╭──
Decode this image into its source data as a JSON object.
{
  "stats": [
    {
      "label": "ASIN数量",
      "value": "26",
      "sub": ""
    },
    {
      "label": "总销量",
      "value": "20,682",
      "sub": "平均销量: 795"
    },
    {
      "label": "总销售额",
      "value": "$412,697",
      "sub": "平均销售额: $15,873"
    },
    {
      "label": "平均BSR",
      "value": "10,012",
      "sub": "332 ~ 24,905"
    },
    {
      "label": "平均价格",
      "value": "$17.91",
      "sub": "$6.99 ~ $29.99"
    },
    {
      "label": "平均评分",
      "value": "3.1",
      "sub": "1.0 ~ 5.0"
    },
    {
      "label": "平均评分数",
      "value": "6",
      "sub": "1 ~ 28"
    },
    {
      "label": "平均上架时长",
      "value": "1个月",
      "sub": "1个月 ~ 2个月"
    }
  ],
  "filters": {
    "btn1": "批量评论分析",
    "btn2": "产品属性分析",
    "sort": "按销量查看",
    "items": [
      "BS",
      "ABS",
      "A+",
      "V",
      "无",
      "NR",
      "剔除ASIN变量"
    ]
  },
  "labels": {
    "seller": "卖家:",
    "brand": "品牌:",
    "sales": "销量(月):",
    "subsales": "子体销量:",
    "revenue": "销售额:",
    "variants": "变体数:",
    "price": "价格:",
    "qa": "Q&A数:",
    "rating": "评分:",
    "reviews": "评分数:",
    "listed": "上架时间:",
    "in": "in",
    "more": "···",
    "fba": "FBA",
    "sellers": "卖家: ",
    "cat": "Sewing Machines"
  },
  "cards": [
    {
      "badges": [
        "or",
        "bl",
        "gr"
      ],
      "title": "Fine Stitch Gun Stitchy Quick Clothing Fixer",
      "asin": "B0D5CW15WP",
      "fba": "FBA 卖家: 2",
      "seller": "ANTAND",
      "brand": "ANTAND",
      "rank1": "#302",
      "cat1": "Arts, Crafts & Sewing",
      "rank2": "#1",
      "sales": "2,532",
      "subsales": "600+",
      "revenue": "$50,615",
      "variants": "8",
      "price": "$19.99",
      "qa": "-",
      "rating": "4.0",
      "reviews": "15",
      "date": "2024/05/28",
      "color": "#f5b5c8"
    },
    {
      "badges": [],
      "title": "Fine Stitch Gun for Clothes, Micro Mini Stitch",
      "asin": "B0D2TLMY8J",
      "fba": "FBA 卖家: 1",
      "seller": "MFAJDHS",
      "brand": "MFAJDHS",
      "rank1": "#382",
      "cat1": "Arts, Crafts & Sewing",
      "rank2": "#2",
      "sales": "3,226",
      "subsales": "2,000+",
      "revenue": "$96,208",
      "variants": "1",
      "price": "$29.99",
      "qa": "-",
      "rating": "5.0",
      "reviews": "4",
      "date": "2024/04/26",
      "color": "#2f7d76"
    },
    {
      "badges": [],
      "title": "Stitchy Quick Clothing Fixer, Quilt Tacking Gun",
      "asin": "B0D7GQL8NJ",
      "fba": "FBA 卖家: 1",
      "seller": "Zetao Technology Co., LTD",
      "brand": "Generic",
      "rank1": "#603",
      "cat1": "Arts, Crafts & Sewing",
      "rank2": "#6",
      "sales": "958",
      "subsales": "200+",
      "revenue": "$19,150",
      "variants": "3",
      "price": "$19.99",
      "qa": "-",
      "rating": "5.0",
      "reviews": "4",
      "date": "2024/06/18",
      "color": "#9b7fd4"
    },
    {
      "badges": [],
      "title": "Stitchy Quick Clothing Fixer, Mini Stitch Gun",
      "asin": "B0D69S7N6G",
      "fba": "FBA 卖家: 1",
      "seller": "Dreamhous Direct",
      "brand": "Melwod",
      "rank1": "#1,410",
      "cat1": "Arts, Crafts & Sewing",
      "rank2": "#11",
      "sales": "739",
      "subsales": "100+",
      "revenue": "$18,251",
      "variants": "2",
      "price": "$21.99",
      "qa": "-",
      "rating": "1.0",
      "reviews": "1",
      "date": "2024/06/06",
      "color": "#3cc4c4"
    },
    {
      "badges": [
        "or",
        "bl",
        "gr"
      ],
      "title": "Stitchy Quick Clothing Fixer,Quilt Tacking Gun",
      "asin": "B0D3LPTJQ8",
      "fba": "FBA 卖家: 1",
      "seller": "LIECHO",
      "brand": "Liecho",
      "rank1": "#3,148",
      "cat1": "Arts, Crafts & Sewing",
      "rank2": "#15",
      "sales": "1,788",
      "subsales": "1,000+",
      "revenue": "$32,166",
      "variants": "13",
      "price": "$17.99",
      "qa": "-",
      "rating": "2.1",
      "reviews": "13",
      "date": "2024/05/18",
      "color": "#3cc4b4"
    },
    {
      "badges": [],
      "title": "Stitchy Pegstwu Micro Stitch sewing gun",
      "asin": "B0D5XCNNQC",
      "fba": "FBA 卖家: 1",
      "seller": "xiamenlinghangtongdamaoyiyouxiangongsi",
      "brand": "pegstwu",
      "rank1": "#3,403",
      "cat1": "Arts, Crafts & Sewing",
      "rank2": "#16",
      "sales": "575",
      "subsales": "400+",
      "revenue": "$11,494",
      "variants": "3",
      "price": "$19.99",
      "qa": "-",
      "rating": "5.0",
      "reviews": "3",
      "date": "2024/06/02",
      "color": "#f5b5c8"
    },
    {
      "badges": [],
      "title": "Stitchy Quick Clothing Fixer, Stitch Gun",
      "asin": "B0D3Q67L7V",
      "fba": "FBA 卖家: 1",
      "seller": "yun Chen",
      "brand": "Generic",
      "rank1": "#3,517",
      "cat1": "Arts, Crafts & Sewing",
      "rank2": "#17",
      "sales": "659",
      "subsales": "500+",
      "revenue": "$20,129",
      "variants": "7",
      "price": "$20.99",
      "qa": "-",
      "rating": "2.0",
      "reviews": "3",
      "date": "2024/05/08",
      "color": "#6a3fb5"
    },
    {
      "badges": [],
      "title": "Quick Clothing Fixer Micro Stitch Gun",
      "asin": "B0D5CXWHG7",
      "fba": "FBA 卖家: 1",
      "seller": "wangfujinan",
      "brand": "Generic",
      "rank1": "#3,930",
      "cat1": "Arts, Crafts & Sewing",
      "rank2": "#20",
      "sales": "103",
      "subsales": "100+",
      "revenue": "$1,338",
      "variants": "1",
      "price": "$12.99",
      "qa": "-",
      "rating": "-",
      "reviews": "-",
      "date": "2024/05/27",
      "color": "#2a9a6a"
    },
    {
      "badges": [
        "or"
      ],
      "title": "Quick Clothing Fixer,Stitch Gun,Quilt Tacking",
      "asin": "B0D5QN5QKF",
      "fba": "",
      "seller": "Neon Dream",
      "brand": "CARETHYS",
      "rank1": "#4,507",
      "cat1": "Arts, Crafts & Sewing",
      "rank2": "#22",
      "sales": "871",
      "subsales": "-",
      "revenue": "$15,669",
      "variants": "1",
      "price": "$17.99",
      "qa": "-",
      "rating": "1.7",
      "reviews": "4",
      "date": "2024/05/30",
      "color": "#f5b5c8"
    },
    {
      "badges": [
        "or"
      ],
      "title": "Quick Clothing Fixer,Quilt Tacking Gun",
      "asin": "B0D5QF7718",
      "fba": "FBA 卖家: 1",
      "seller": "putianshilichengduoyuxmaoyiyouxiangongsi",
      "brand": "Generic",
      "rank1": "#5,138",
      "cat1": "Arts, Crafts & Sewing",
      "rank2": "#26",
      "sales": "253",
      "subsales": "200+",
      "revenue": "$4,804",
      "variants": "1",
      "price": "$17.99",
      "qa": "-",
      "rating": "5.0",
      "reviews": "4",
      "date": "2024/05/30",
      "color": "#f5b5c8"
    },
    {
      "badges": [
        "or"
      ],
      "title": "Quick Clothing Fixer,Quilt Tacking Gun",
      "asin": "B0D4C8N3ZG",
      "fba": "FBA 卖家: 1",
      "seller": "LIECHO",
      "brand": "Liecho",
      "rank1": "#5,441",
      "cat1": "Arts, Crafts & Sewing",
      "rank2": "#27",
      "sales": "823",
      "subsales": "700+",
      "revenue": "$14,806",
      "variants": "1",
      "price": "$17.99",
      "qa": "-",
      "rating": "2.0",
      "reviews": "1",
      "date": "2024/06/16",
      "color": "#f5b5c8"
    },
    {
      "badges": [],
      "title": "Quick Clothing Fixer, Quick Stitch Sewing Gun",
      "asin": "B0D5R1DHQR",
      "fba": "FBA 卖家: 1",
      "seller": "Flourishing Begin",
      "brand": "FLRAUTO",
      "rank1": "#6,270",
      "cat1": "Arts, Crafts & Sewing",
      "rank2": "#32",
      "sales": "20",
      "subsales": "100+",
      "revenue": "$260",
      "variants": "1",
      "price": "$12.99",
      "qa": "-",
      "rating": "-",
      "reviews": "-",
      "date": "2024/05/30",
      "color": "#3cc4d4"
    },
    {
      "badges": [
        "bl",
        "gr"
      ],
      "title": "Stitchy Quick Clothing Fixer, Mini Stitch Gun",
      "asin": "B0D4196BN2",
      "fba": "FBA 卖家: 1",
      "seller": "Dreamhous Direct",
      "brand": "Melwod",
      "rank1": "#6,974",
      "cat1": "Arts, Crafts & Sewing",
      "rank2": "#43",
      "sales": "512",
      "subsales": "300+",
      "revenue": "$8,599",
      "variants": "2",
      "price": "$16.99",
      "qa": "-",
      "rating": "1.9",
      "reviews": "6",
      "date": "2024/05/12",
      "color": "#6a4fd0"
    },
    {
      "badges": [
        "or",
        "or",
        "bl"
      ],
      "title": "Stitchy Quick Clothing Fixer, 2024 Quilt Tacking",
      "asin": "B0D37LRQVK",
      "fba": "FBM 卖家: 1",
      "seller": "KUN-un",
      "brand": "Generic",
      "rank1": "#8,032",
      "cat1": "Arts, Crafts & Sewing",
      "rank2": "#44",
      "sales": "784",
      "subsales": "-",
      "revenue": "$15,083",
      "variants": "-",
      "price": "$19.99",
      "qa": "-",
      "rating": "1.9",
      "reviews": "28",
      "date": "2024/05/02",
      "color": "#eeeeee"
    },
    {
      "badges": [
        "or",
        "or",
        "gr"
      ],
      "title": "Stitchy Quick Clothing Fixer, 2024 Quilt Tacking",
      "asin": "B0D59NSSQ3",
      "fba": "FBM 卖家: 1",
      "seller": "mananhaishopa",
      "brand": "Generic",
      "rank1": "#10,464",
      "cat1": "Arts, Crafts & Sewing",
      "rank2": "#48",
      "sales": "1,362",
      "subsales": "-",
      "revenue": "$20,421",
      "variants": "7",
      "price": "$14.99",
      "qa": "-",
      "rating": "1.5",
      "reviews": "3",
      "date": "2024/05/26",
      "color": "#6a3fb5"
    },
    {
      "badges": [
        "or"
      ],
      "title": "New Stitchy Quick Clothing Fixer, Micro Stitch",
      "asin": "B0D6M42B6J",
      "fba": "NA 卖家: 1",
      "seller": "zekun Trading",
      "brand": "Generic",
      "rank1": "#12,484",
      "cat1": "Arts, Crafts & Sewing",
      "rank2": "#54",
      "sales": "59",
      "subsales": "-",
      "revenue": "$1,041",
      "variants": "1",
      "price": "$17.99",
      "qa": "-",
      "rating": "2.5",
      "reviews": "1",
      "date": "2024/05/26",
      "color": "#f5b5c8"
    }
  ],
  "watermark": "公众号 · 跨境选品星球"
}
╰──
■ **The problem**
Find each line in the records holding the string "Quilt" and show it.

■ **Response to this exercise**
      "title": "Stitchy Quick Clothing Fixer, Quilt Tacking Gun",
      "title": "Stitchy Quick Clothing Fixer,Quilt Tacking Gun",
      "title": "Quick Clothing Fixer,Stitch Gun,Quilt Tacking",
      "title": "Quick Clothing Fixer,Quilt Tacking Gun",
      "title": "Quick Clothing Fixer,Quilt Tacking Gun",
      "title": "Stitchy Quick Clothing Fixer, 2024 Quilt Tacking",
      "title": "Stitchy Quick Clothing Fixer, 2024 Quilt Tacking",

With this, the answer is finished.